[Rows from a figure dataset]
==============================
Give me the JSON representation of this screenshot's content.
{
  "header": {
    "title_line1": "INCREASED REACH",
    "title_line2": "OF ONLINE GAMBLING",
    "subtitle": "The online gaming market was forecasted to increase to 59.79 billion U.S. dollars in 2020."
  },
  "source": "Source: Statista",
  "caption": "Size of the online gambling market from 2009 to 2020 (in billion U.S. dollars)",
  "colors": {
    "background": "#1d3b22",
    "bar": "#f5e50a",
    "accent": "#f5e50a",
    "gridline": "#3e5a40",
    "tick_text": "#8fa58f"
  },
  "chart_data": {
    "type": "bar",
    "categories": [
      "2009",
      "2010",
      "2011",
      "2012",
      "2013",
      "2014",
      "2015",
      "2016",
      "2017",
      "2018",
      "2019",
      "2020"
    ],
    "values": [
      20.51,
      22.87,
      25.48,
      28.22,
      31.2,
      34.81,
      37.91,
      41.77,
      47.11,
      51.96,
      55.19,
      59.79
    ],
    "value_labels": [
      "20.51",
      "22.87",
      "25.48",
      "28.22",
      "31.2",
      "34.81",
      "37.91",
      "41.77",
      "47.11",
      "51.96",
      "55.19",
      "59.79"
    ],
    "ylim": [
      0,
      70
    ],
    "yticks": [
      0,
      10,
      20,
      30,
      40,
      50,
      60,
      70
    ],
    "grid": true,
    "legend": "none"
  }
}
==============================
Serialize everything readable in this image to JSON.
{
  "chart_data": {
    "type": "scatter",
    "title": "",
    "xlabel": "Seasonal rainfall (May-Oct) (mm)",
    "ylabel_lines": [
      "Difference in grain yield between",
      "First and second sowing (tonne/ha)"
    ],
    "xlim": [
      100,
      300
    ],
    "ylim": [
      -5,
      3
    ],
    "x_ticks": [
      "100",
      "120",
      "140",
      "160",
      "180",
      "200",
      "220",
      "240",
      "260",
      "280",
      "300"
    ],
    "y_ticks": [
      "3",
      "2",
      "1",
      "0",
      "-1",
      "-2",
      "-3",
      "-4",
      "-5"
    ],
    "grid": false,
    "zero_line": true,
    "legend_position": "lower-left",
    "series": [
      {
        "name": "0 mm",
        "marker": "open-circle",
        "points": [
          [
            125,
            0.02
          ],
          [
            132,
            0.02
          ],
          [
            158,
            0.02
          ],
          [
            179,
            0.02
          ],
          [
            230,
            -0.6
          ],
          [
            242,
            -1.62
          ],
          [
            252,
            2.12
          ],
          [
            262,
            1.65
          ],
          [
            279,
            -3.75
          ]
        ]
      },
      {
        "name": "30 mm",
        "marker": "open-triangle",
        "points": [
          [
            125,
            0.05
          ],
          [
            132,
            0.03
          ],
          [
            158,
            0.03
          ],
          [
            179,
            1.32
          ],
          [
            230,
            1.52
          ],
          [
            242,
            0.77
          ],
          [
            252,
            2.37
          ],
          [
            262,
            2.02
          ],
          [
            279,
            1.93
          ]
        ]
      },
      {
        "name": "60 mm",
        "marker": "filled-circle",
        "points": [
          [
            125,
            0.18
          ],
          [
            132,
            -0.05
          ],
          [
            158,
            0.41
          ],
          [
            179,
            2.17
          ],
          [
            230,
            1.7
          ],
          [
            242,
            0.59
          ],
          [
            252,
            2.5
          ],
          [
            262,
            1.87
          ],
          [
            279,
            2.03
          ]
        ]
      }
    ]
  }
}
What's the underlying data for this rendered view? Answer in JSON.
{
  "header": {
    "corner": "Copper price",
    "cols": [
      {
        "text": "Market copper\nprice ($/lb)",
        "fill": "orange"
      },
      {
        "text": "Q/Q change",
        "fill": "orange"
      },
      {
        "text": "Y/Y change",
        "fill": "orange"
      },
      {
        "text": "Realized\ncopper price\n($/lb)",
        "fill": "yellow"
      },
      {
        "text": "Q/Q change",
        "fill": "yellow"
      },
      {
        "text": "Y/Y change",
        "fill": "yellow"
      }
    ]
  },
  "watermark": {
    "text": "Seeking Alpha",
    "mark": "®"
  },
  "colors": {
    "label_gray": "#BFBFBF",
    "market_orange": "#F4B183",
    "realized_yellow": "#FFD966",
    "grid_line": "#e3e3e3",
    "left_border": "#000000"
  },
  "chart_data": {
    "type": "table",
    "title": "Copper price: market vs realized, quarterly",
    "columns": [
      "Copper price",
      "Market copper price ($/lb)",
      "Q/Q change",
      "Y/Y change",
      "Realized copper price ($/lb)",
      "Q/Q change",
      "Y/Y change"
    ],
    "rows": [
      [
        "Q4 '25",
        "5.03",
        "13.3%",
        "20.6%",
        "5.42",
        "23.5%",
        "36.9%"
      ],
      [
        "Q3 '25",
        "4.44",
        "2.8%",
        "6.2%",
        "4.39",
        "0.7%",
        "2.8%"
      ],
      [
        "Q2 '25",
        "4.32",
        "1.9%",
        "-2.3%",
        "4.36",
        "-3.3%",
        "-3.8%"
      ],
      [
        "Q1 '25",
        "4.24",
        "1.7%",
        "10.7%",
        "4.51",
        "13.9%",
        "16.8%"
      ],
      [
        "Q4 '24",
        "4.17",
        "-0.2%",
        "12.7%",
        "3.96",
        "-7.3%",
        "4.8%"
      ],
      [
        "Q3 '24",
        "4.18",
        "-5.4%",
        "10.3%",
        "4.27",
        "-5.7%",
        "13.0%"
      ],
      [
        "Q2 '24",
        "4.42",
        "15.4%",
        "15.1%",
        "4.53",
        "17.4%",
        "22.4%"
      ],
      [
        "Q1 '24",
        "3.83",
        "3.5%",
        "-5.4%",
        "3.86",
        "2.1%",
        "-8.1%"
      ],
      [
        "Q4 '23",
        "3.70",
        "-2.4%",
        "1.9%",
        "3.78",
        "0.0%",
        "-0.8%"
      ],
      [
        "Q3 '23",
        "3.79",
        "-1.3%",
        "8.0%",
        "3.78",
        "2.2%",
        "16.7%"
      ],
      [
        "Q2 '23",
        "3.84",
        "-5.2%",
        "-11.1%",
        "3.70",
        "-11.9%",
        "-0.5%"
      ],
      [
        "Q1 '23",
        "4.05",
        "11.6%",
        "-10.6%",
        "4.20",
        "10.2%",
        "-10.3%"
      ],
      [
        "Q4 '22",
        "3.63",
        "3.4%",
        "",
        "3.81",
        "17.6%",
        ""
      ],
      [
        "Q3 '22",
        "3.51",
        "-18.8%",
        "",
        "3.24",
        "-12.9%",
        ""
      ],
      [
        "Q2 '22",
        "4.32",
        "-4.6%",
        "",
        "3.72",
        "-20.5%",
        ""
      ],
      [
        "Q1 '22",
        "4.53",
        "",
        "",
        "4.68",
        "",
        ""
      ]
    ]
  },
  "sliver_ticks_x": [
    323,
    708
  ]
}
==============================
## INSTRUCTIONS TO FOLLOW
Give a single number: the count of lines above that include the word "open".

## RESPONSE
2